Required work
Present the lines below as a numbered list, omitting any blank lines and leaving out the pictures.

Data section
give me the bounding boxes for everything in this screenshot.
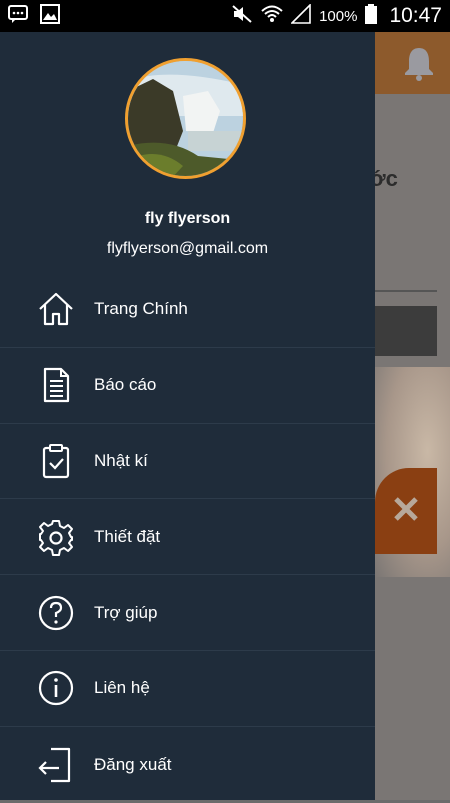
bell-icon[interactable] (400, 44, 438, 87)
menu-item-diary[interactable]: Nhật kí (0, 424, 375, 500)
menu-item-contact[interactable]: Liên hệ (0, 651, 375, 727)
menu-item-report[interactable]: Báo cáo (0, 348, 375, 424)
navigation-drawer: fly flyerson flyflyerson@gmail.com Trang… (0, 32, 375, 800)
menu-item-help[interactable]: Trợ giúp (0, 575, 375, 651)
message-notification-icon (8, 4, 28, 29)
mute-icon (231, 4, 253, 29)
battery-icon (365, 3, 378, 29)
menu-item-label: Đăng xuất (94, 754, 172, 774)
document-icon (36, 365, 76, 405)
menu-item-home[interactable]: Trang Chính (0, 272, 375, 348)
menu-item-label: Trang Chính (94, 299, 188, 319)
wifi-icon (261, 4, 283, 29)
menu-item-settings[interactable]: Thiết đặt (0, 499, 375, 576)
battery-percent: 100% (319, 7, 358, 25)
signal-icon (290, 2, 311, 29)
home-icon (36, 289, 76, 329)
menu-item-label: Báo cáo (94, 375, 157, 395)
menu-item-label: Trợ giúp (94, 602, 158, 622)
background-divider (375, 290, 437, 292)
menu-item-logout[interactable]: Đăng xuất (0, 727, 375, 803)
background-bar (375, 306, 437, 356)
drawer-menu: Trang Chính Báo cáo Nhật kí Thiết đặt Tr… (0, 272, 375, 803)
logout-icon (36, 745, 76, 785)
menu-item-label: Nhật kí (94, 450, 148, 470)
clock: 10:47 (389, 4, 442, 27)
user-name: fly flyerson (144, 210, 231, 227)
help-icon (36, 593, 76, 633)
menu-item-label: Thiết đặt (94, 526, 161, 546)
menu-item-label: Liên hệ (94, 678, 150, 698)
close-button[interactable] (375, 468, 437, 554)
status-right: 100% 10:47 (231, 2, 442, 29)
avatar[interactable] (125, 58, 246, 179)
image-notification-icon (40, 3, 60, 29)
clipboard-check-icon (36, 441, 76, 481)
user-email: flyflyerson@gmail.com (106, 240, 269, 257)
status-left (8, 3, 60, 29)
close-icon (392, 495, 420, 528)
info-icon (36, 668, 76, 708)
status-bar: 100% 10:47 (0, 0, 450, 32)
gear-icon (36, 517, 76, 557)
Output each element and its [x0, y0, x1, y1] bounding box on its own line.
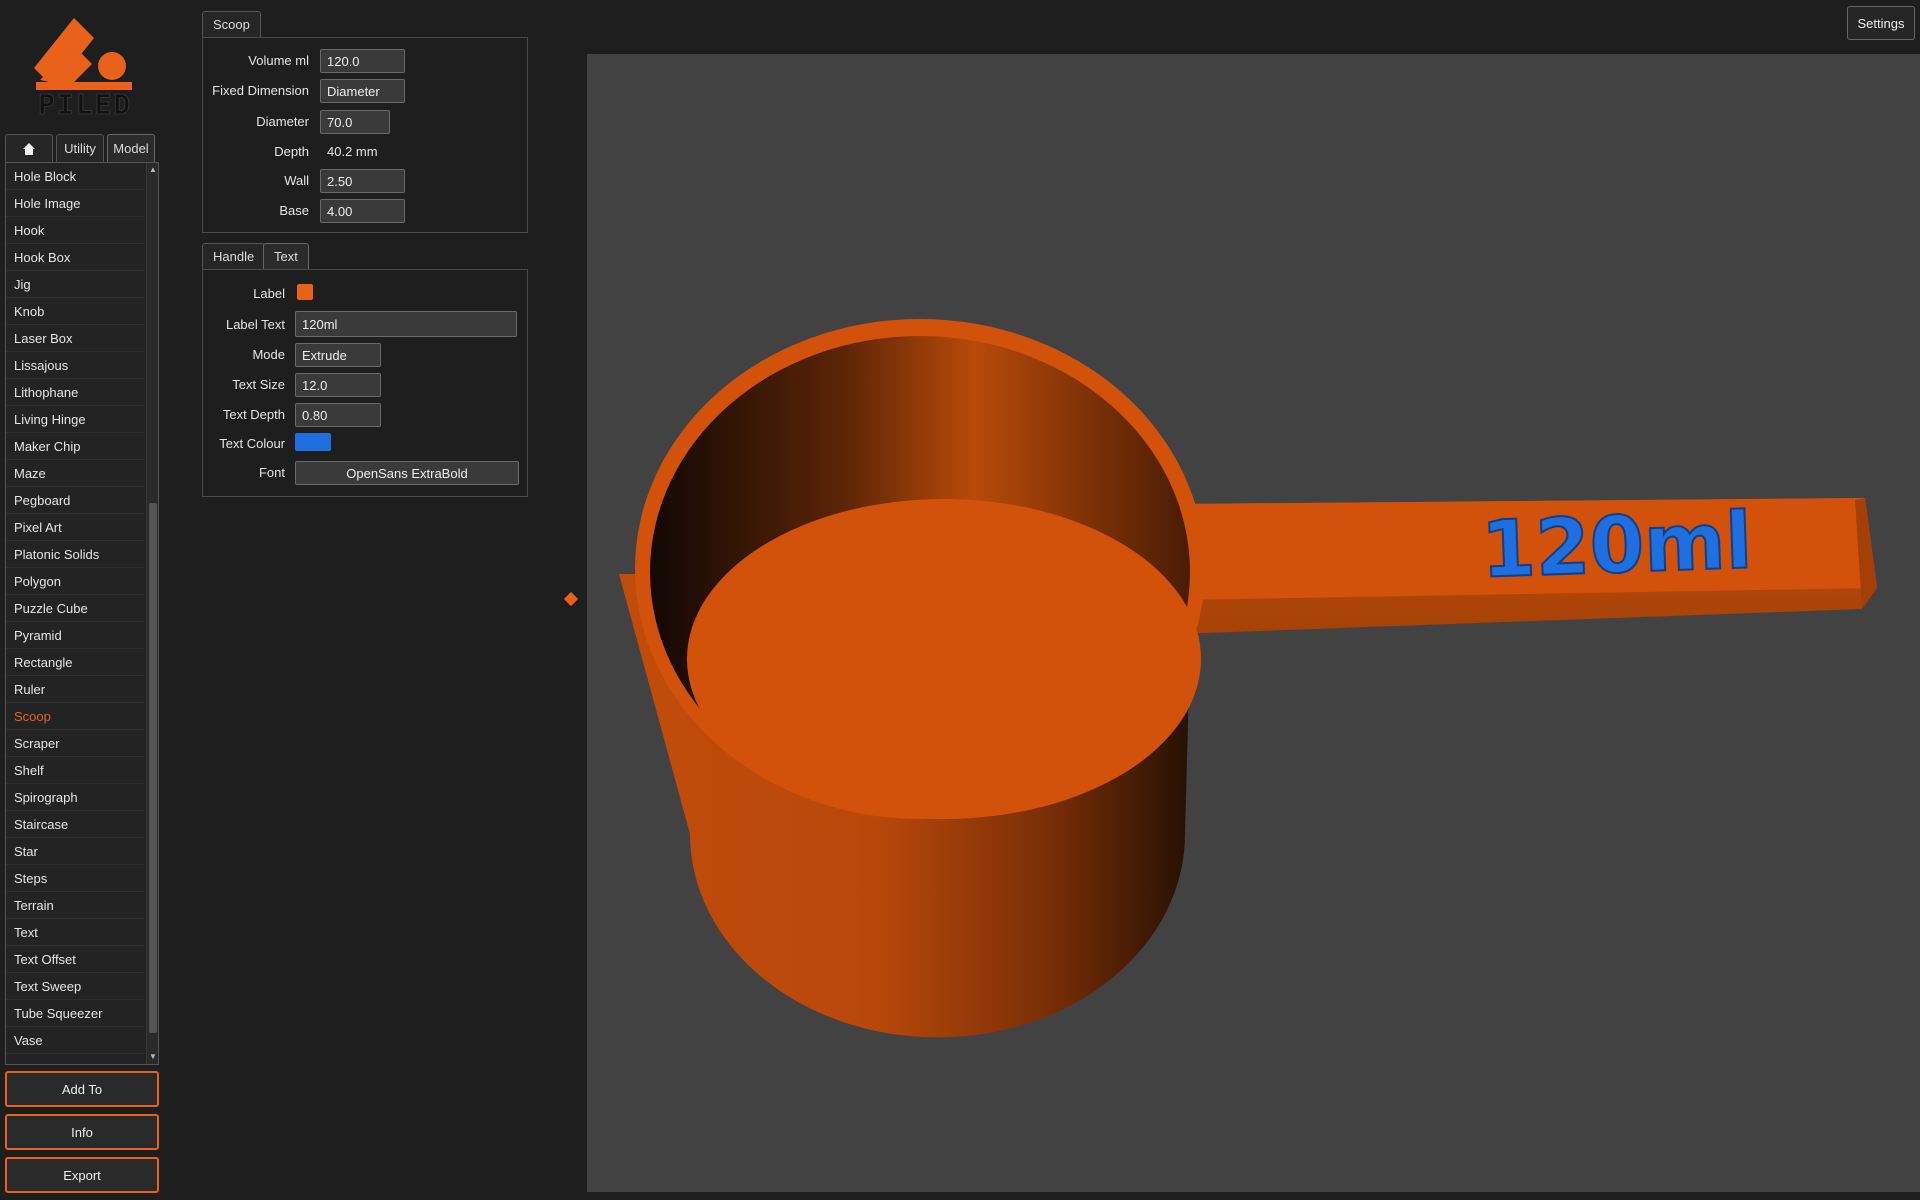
scroll-up-icon[interactable]: ▲ [148, 165, 158, 175]
list-item[interactable]: Text Offset [6, 946, 144, 973]
text-depth-label: Text Depth [222, 407, 285, 422]
list-item[interactable]: Platonic Solids [6, 541, 144, 568]
logo-text: PILED [37, 88, 133, 122]
list-item[interactable]: Shelf [6, 757, 144, 784]
diameter-input[interactable]: 70.0 [320, 110, 390, 134]
embossed-label-text: 120ml [1480, 496, 1754, 595]
label-label: Label [253, 286, 285, 301]
mode-label: Mode [252, 347, 285, 362]
fixed-dimension-select[interactable]: Diameter [320, 79, 405, 103]
volume-label: Volume ml [248, 53, 309, 68]
tab-utility[interactable]: Utility [56, 134, 104, 162]
tab-scoop[interactable]: Scoop [202, 11, 261, 37]
base-label: Base [279, 203, 309, 218]
tab-handle[interactable]: Handle [202, 243, 266, 269]
list-item[interactable]: Text [6, 919, 144, 946]
list-item[interactable]: Text Sweep [6, 973, 144, 1000]
list-item[interactable]: Scraper [6, 730, 144, 757]
info-button[interactable]: Info [5, 1114, 159, 1150]
tab-home[interactable] [5, 134, 53, 162]
scoop-floor [687, 499, 1201, 819]
list-item[interactable]: Jig [6, 271, 144, 298]
category-tabs: Utility Model [5, 134, 158, 162]
text-size-label: Text Size [232, 377, 285, 392]
3d-viewport[interactable]: 120ml [587, 54, 1920, 1192]
text-size-input[interactable]: 12.0 [295, 373, 381, 397]
tab-model[interactable]: Model [107, 134, 155, 162]
list-item[interactable]: Hole Block [6, 163, 144, 190]
list-item[interactable]: Polygon [6, 568, 144, 595]
text-colour-label: Text Colour [219, 436, 285, 451]
tab-text[interactable]: Text [263, 243, 309, 269]
depth-label: Depth [274, 144, 309, 159]
base-input[interactable]: 4.00 [320, 199, 405, 223]
list-item[interactable]: Spirograph [6, 784, 144, 811]
home-icon [23, 142, 35, 155]
model-list: Hole Block Hole Image Hook Hook Box Jig Knob L… [5, 162, 159, 1065]
label-toggle[interactable] [297, 284, 313, 300]
fixed-dimension-label: Fixed Dimension [212, 83, 309, 98]
scroll-thumb[interactable] [149, 503, 157, 1033]
settings-button[interactable]: Settings [1847, 6, 1915, 40]
list-item[interactable]: Terrain [6, 892, 144, 919]
list-item[interactable]: Hook [6, 217, 144, 244]
wall-label: Wall [284, 173, 309, 188]
mode-select[interactable]: Extrude [295, 343, 381, 367]
list-item[interactable]: Maze [6, 460, 144, 487]
list-item[interactable]: Maker Chip [6, 433, 144, 460]
list-item[interactable]: Hole Image [6, 190, 144, 217]
list-item[interactable]: Living Hinge [6, 406, 144, 433]
wall-input[interactable]: 2.50 [320, 169, 405, 193]
list-item[interactable]: Lithophane [6, 379, 144, 406]
font-label: Font [258, 465, 285, 480]
volume-input[interactable]: 120.0 [320, 49, 405, 73]
list-item[interactable]: Laser Box [6, 325, 144, 352]
text-colour-swatch[interactable] [295, 433, 331, 451]
depth-value: 40.2 mm [327, 144, 378, 159]
scroll-down-icon[interactable]: ▼ [148, 1052, 158, 1062]
scoop-panel: Volume ml 120.0 Fixed Dimension Diameter… [202, 37, 528, 233]
list-item[interactable]: Lissajous [6, 352, 144, 379]
font-button[interactable]: OpenSans ExtraBold [295, 461, 519, 485]
label-text-input[interactable]: 120ml [295, 311, 517, 337]
list-item[interactable]: Steps [6, 865, 144, 892]
add-to-button[interactable]: Add To [5, 1071, 159, 1107]
list-item[interactable]: Puzzle Cube [6, 595, 144, 622]
scoop-model: 120ml [619, 319, 1877, 1038]
list-item[interactable]: Ruler [6, 676, 144, 703]
viewport-marker-icon [563, 591, 579, 607]
export-button[interactable]: Export [5, 1157, 159, 1193]
diameter-label: Diameter [256, 114, 309, 129]
list-item[interactable]: Pyramid [6, 622, 144, 649]
list-item[interactable]: Scoop [6, 703, 144, 730]
list-item[interactable]: Rectangle [6, 649, 144, 676]
list-item[interactable]: Tube Squeezer [6, 1000, 144, 1027]
text-depth-input[interactable]: 0.80 [295, 403, 381, 427]
list-item[interactable]: Staircase [6, 811, 144, 838]
label-text-label: Label Text [225, 317, 285, 332]
text-panel: Label Label Text 120ml Mode Extrude Text… [202, 269, 528, 497]
list-scrollbar[interactable]: ▲ ▼ [146, 163, 158, 1064]
list-item[interactable]: Star [6, 838, 144, 865]
list-item[interactable]: Knob [6, 298, 144, 325]
list-item[interactable]: Vase [6, 1027, 144, 1054]
list-item[interactable]: Pixel Art [6, 514, 144, 541]
list-item[interactable]: Pegboard [6, 487, 144, 514]
list-item[interactable]: Hook Box [6, 244, 144, 271]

Result of this exercise
1. give me the bounding boxes for everything in this screenshot.
2. bell-icon[interactable] (400, 44, 438, 87)
3. menu-item-diary[interactable]: Nhật kí (0, 424, 375, 500)
4. menu-item-contact[interactable]: Liên hệ (0, 651, 375, 727)
5. menu-item-report[interactable]: Báo cáo (0, 348, 375, 424)
6. navigation-drawer: fly flyerson flyflyerson@gmail.com Trang… (0, 32, 375, 800)
7. menu-item-help[interactable]: Trợ giúp (0, 575, 375, 651)
8. message-notification-icon (8, 4, 28, 29)
9. mute-icon (231, 4, 253, 29)
10. battery-icon (365, 3, 378, 29)
11. menu-item-label: Đăng xuất (94, 754, 172, 774)
12. document-icon (36, 365, 76, 405)
13. menu-item-home[interactable]: Trang Chính (0, 272, 375, 348)
14. menu-item-label: Trang Chính (94, 299, 188, 319)
15. wifi-icon (261, 4, 283, 29)
16. menu-item-settings[interactable]: Thiết đặt (0, 499, 375, 576)
17. battery-percent: 100% (319, 7, 358, 25)
18. signal-icon (290, 2, 311, 29)
19. home-icon (36, 289, 76, 329)
20. menu-item-label: Báo cáo (94, 375, 157, 395)
21. menu-item-label: Trợ giúp (94, 602, 158, 622)
22. background-divider (375, 290, 437, 292)
23. menu-item-logout[interactable]: Đăng xuất (0, 727, 375, 803)
24. background-bar (375, 306, 437, 356)
25. drawer-menu: Trang Chính Báo cáo Nhật kí Thiết đặt Tr… (0, 272, 375, 803)
26. logout-icon (36, 745, 76, 785)
27. menu-item-label: Nhật kí (94, 450, 148, 470)
28. clock: 10:47 (389, 4, 442, 27)
29. user-name: fly flyerson (144, 210, 231, 227)
30. help-icon (36, 593, 76, 633)
31. menu-item-label: Thiết đặt (94, 526, 161, 546)
32. menu-item-label: Liên hệ (94, 678, 150, 698)
33. close-button[interactable] (375, 468, 437, 554)
34. status-right: 100% 10:47 (231, 2, 442, 29)
35. avatar[interactable] (125, 58, 246, 179)
36. image-notification-icon (40, 3, 60, 29)
37. clipboard-check-icon (36, 441, 76, 481)
38. user-email: flyflyerson@gmail.com (106, 240, 269, 257)
39. status-left (8, 3, 60, 29)
40. close-icon (392, 495, 420, 528)
41. info-icon (36, 668, 76, 708)
42. status-bar: 100% 10:47 (0, 0, 450, 32)
43. gear-icon (36, 517, 76, 557)
44. Output each element and its [x0, y0, x1, y1] bounding box on its own line.
45. scroll-up-icon[interactable]: ▲ [148, 165, 158, 175]
46. list-item[interactable]: Text Offset [6, 946, 144, 973]
47. text-depth-label: Text Depth [222, 407, 285, 422]
48. list-item[interactable]: Platonic Solids [6, 541, 144, 568]
49. logo-text: PILED [37, 88, 133, 122]
50. list-item[interactable]: Shelf [6, 757, 144, 784]
51. diameter-input[interactable]: 70.0 [320, 110, 390, 134]
52. embossed-label-text: 120ml [1480, 496, 1754, 595]
53. label-label: Label [253, 286, 285, 301]
54. mode-label: Mode [252, 347, 285, 362]
55. fixed-dimension-select[interactable]: Diameter [320, 79, 405, 103]
56. volume-label: Volume ml [248, 53, 309, 68]
57. tab-utility[interactable]: Utility [56, 134, 104, 162]
58. tab-scoop[interactable]: Scoop [202, 11, 261, 37]
59. base-label: Base [279, 203, 309, 218]
60. tab-handle[interactable]: Handle [202, 243, 266, 269]
61. list-item[interactable]: Text [6, 919, 144, 946]
62. list-item[interactable]: Text Sweep [6, 973, 144, 1000]
63. list-item[interactable]: Scraper [6, 730, 144, 757]
64. info-button[interactable]: Info [5, 1114, 159, 1150]
65. tab-home[interactable] [5, 134, 53, 162]
66. scoop-floor [687, 499, 1201, 819]
67. list-item[interactable]: Jig [6, 271, 144, 298]
68. category-tabs: Utility Model [5, 134, 158, 162]
69. text-size-label: Text Size [232, 377, 285, 392]
70. 3d-viewport[interactable]: 120ml [587, 54, 1920, 1192]
71. text-size-input[interactable]: 12.0 [295, 373, 381, 397]
72. tab-model[interactable]: Model [107, 134, 155, 162]
73. list-item[interactable]: Hole Block [6, 163, 144, 190]
74. list-item[interactable]: Polygon [6, 568, 144, 595]
75. text-colour-label: Text Colour [219, 436, 285, 451]
76. tab-text[interactable]: Text [263, 243, 309, 269]
77. depth-label: Depth [274, 144, 309, 159]
78. base-input[interactable]: 4.00 [320, 199, 405, 223]
79. list-item[interactable]: Spirograph [6, 784, 144, 811]
80. home-icon [23, 142, 35, 155]
81. model-list: Hole Block Hole Image Hook Hook Box Jig Knob L… [5, 162, 159, 1065]
82. label-toggle[interactable] [297, 284, 313, 300]
83. fixed-dimension-label: Fixed Dimension [212, 83, 309, 98]
84. scroll-thumb[interactable] [149, 503, 157, 1033]
85. settings-button[interactable]: Settings [1847, 6, 1915, 40]
86. list-item[interactable]: Terrain [6, 892, 144, 919]
87. list-item[interactable]: Hook [6, 217, 144, 244]
88. wall-label: Wall [284, 173, 309, 188]
89. mode-select[interactable]: Extrude [295, 343, 381, 367]
90. list-item[interactable]: Maze [6, 460, 144, 487]
91. list-item[interactable]: Maker Chip [6, 433, 144, 460]
92. list-item[interactable]: Hole Image [6, 190, 144, 217]
93. list-item[interactable]: Living Hinge [6, 406, 144, 433]
94. wall-input[interactable]: 2.50 [320, 169, 405, 193]
95. list-item[interactable]: Lithophane [6, 379, 144, 406]
96. font-label: Font [258, 465, 285, 480]
97. volume-input[interactable]: 120.0 [320, 49, 405, 73]
98. list-item[interactable]: Laser Box [6, 325, 144, 352]
99. text-colour-swatch[interactable] [295, 433, 331, 451]
100. depth-value: 40.2 mm [327, 144, 378, 159]
101. scroll-down-icon[interactable]: ▼ [148, 1052, 158, 1062]
102. scoop-panel: Volume ml 120.0 Fixed Dimension Diameter… [202, 37, 528, 233]
103. list-item[interactable]: Lissajous [6, 352, 144, 379]
104. font-button[interactable]: OpenSans ExtraBold [295, 461, 519, 485]
105. label-text-input[interactable]: 120ml [295, 311, 517, 337]
106. list-item[interactable]: Steps [6, 865, 144, 892]
107. add-to-button[interactable]: Add To [5, 1071, 159, 1107]
108. list-item[interactable]: Puzzle Cube [6, 595, 144, 622]
109. scoop-model: 120ml [619, 319, 1877, 1038]
110. list-item[interactable]: Ruler [6, 676, 144, 703]
111. viewport-marker-icon [563, 591, 579, 607]
112. export-button[interactable]: Export [5, 1157, 159, 1193]
113. diameter-label: Diameter [256, 114, 309, 129]
114. list-item[interactable]: Pyramid [6, 622, 144, 649]
115. list-item[interactable]: Scoop [6, 703, 144, 730]
116. list-item[interactable]: Rectangle [6, 649, 144, 676]
117. list-item[interactable]: Tube Squeezer [6, 1000, 144, 1027]
118. text-depth-input[interactable]: 0.80 [295, 403, 381, 427]
119. list-item[interactable]: Staircase [6, 811, 144, 838]
120. label-text-label: Label Text [225, 317, 285, 332]
121. text-panel: Label Label Text 120ml Mode Extrude Text… [202, 269, 528, 497]
122. list-scrollbar[interactable]: ▲ ▼ [146, 163, 158, 1064]
123. list-item[interactable]: Star [6, 838, 144, 865]
124. list-item[interactable]: Knob [6, 298, 144, 325]
125. list-item[interactable]: Vase [6, 1027, 144, 1054]
126. list-item[interactable]: Pixel Art [6, 514, 144, 541]
127. list-item[interactable]: Pegboard [6, 487, 144, 514]
128. list-item[interactable]: Hook Box [6, 244, 144, 271]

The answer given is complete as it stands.